[START Stored rows]

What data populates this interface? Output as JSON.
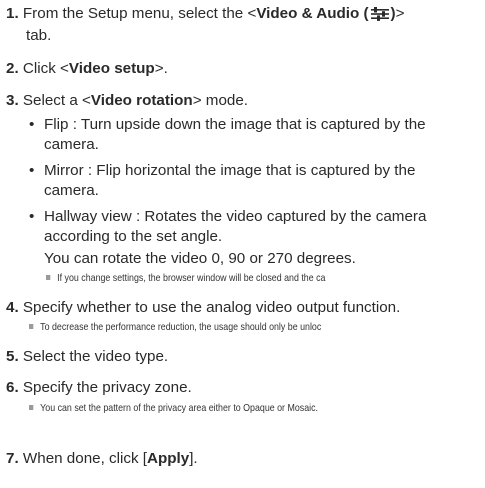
{
  "steps": {
    "s1": {
      "num": "1.",
      "pre": "From the Setup menu, select the <",
      "bold": "Video & Audio (",
      "bold_end": ")",
      "post": ">",
      "line2": "tab."
    },
    "s2": {
      "num": "2.",
      "pre": "Click <",
      "bold": "Video setup",
      "post": ">."
    },
    "s3": {
      "num": "3.",
      "pre": "Select a <",
      "bold": "Video rotation",
      "post": "> mode."
    },
    "s4": {
      "num": "4.",
      "text": "Specify whether to use the analog video output function."
    },
    "s5": {
      "num": "5.",
      "text": "Select the video type."
    },
    "s6": {
      "num": "6.",
      "text": "Specify the privacy zone."
    },
    "s7": {
      "num": "7.",
      "pre": "When done, click [",
      "bold": "Apply",
      "post": "]."
    }
  },
  "bullets": {
    "flip": {
      "line1": "Flip : Turn upside down the image that is captured by the",
      "line2": "camera."
    },
    "mirror": {
      "line1": "Mirror : Flip horizontal the image that is captured by the",
      "line2": "camera."
    },
    "hallway": {
      "line1": "Hallway view : Rotates the video captured by the camera",
      "line2": "according to the set angle.",
      "line3": "You can rotate the video 0, 90 or 270 degrees."
    }
  },
  "notes": {
    "n3": "If you change settings, the browser window will be closed and the ca",
    "n4": "To decrease the performance reduction, the usage should only be unloc",
    "n6": "You can set the pattern of the privacy area either to Opaque or Mosaic."
  },
  "icons": {
    "tab_icon": "video-audio-sliders-icon",
    "bullet_glyph": "•"
  },
  "colors": {
    "text": "#2a2a2a",
    "note_square": "#9a9a9a"
  }
}
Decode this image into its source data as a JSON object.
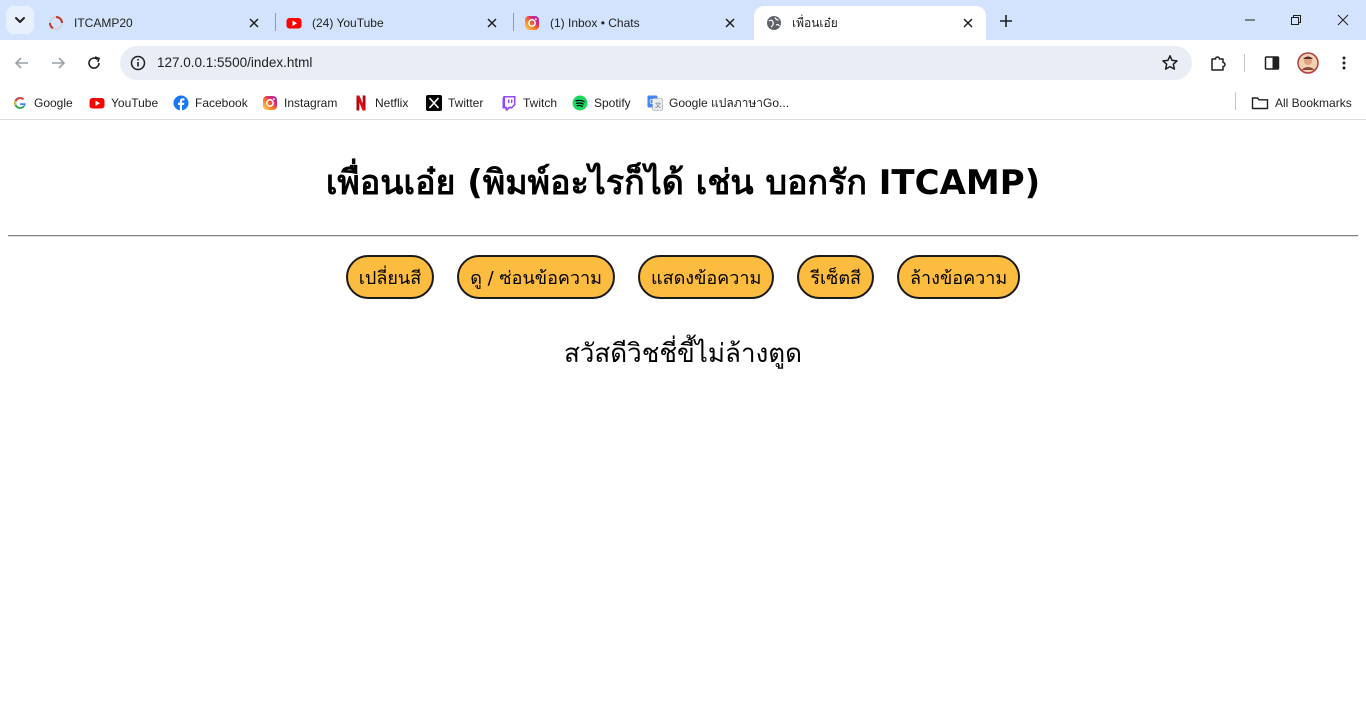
{
  "browser": {
    "tabs": [
      {
        "title": "ITCAMP20",
        "icon": "loading-icon",
        "active": false
      },
      {
        "title": "(24) YouTube",
        "icon": "youtube-icon",
        "active": false
      },
      {
        "title": "(1) Inbox • Chats",
        "icon": "instagram-icon",
        "active": false
      },
      {
        "title": "เพื่อนเอ๋ย",
        "icon": "globe-icon",
        "active": true
      }
    ],
    "url": "127.0.0.1:5500/index.html",
    "bookmarks": [
      {
        "label": "Google",
        "icon": "google-icon"
      },
      {
        "label": "YouTube",
        "icon": "youtube-icon"
      },
      {
        "label": "Facebook",
        "icon": "facebook-icon"
      },
      {
        "label": "Instagram",
        "icon": "instagram-icon"
      },
      {
        "label": "Netflix",
        "icon": "netflix-icon"
      },
      {
        "label": "Twitter",
        "icon": "x-icon"
      },
      {
        "label": "Twitch",
        "icon": "twitch-icon"
      },
      {
        "label": "Spotify",
        "icon": "spotify-icon"
      },
      {
        "label": "Google แปลภาษาGo...",
        "icon": "google-translate-icon"
      }
    ],
    "all_bookmarks_label": "All Bookmarks"
  },
  "page": {
    "title": "เพื่อนเอ๋ย (พิมพ์อะไรก็ได้ เช่น บอกรัก ITCAMP)",
    "buttons": [
      {
        "label": "เปลี่ยนสี"
      },
      {
        "label": "ดู / ซ่อนข้อความ"
      },
      {
        "label": "แสดงข้อความ"
      },
      {
        "label": "รีเซ็ตสี"
      },
      {
        "label": "ล้างข้อความ"
      }
    ],
    "message": "สวัสดีวิชชี่ขี้ไม่ล้างตูด"
  },
  "colors": {
    "tabstrip": "#d3e3fd",
    "omnibox": "#e9eef6",
    "button_fill": "#fcbc3f",
    "button_border": "#1a1a1a"
  }
}
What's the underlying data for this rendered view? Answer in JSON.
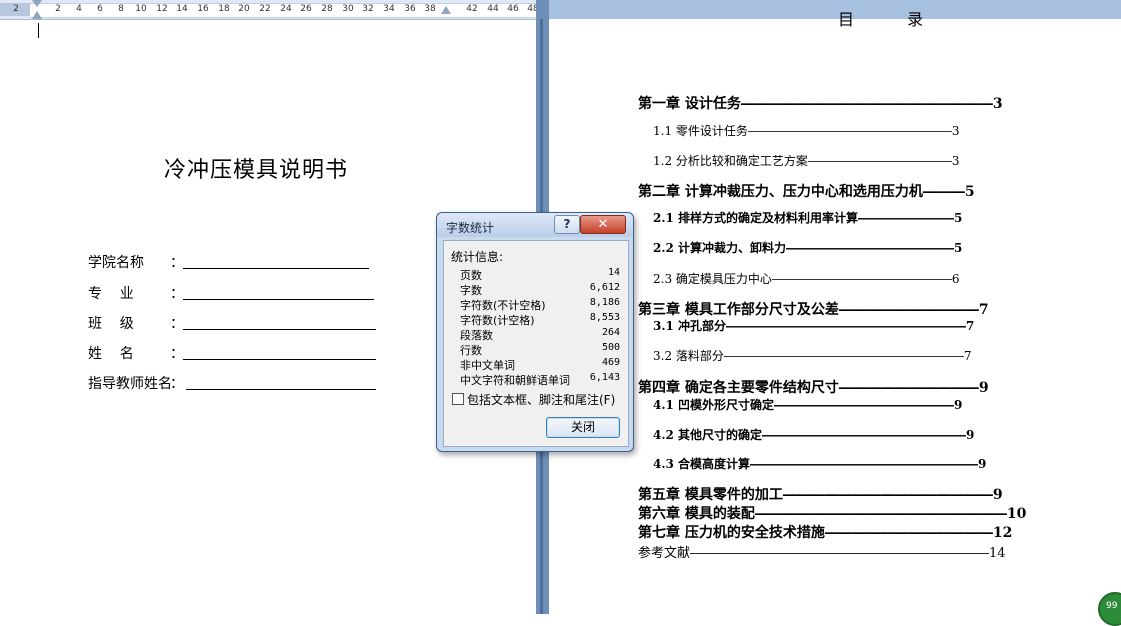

[END Stored rows]

Exercise aim
Set the pictures aside and transcribe the data above exactly.

Finished answer
What data populates this interface? Output as JSON.
{
  "steps": {
    "s1": {
      "num": "1.",
      "pre": "From the Setup menu, select the <",
      "bold": "Video & Audio (",
      "bold_end": ")",
      "post": ">",
      "line2": "tab."
    },
    "s2": {
      "num": "2.",
      "pre": "Click <",
      "bold": "Video setup",
      "post": ">."
    },
    "s3": {
      "num": "3.",
      "pre": "Select a <",
      "bold": "Video rotation",
      "post": "> mode."
    },
    "s4": {
      "num": "4.",
      "text": "Specify whether to use the analog video output function."
    },
    "s5": {
      "num": "5.",
      "text": "Select the video type."
    },
    "s6": {
      "num": "6.",
      "text": "Specify the privacy zone."
    },
    "s7": {
      "num": "7.",
      "pre": "When done, click [",
      "bold": "Apply",
      "post": "]."
    }
  },
  "bullets": {
    "flip": {
      "line1": "Flip : Turn upside down the image that is captured by the",
      "line2": "camera."
    },
    "mirror": {
      "line1": "Mirror : Flip horizontal the image that is captured by the",
      "line2": "camera."
    },
    "hallway": {
      "line1": "Hallway view : Rotates the video captured by the camera",
      "line2": "according to the set angle.",
      "line3": "You can rotate the video 0, 90 or 270 degrees."
    }
  },
  "notes": {
    "n3": "If you change settings, the browser window will be closed and the ca",
    "n4": "To decrease the performance reduction, the usage should only be unloc",
    "n6": "You can set the pattern of the privacy area either to Opaque or Mosaic."
  },
  "icons": {
    "tab_icon": "video-audio-sliders-icon",
    "bullet_glyph": "•"
  },
  "colors": {
    "text": "#2a2a2a",
    "note_square": "#9a9a9a"
  }
}
Decode this image into its source data as a JSON object.
{
  "browser": {
    "tabs": [
      {
        "title": "ITCAMP20",
        "icon": "loading-icon",
        "active": false
      },
      {
        "title": "(24) YouTube",
        "icon": "youtube-icon",
        "active": false
      },
      {
        "title": "(1) Inbox • Chats",
        "icon": "instagram-icon",
        "active": false
      },
      {
        "title": "เพื่อนเอ๋ย",
        "icon": "globe-icon",
        "active": true
      }
    ],
    "url": "127.0.0.1:5500/index.html",
    "bookmarks": [
      {
        "label": "Google",
        "icon": "google-icon"
      },
      {
        "label": "YouTube",
        "icon": "youtube-icon"
      },
      {
        "label": "Facebook",
        "icon": "facebook-icon"
      },
      {
        "label": "Instagram",
        "icon": "instagram-icon"
      },
      {
        "label": "Netflix",
        "icon": "netflix-icon"
      },
      {
        "label": "Twitter",
        "icon": "x-icon"
      },
      {
        "label": "Twitch",
        "icon": "twitch-icon"
      },
      {
        "label": "Spotify",
        "icon": "spotify-icon"
      },
      {
        "label": "Google แปลภาษาGo...",
        "icon": "google-translate-icon"
      }
    ],
    "all_bookmarks_label": "All Bookmarks"
  },
  "page": {
    "title": "เพื่อนเอ๋ย (พิมพ์อะไรก็ได้ เช่น บอกรัก ITCAMP)",
    "buttons": [
      {
        "label": "เปลี่ยนสี"
      },
      {
        "label": "ดู / ซ่อนข้อความ"
      },
      {
        "label": "แสดงข้อความ"
      },
      {
        "label": "รีเซ็ตสี"
      },
      {
        "label": "ล้างข้อความ"
      }
    ],
    "message": "สวัสดีวิชชี่ขี้ไม่ล้างตูด"
  },
  "colors": {
    "tabstrip": "#d3e3fd",
    "omnibox": "#e9eef6",
    "button_fill": "#fcbc3f",
    "button_border": "#1a1a1a"
  }
}
What's the underlying data for this rendered view? Answer in JSON.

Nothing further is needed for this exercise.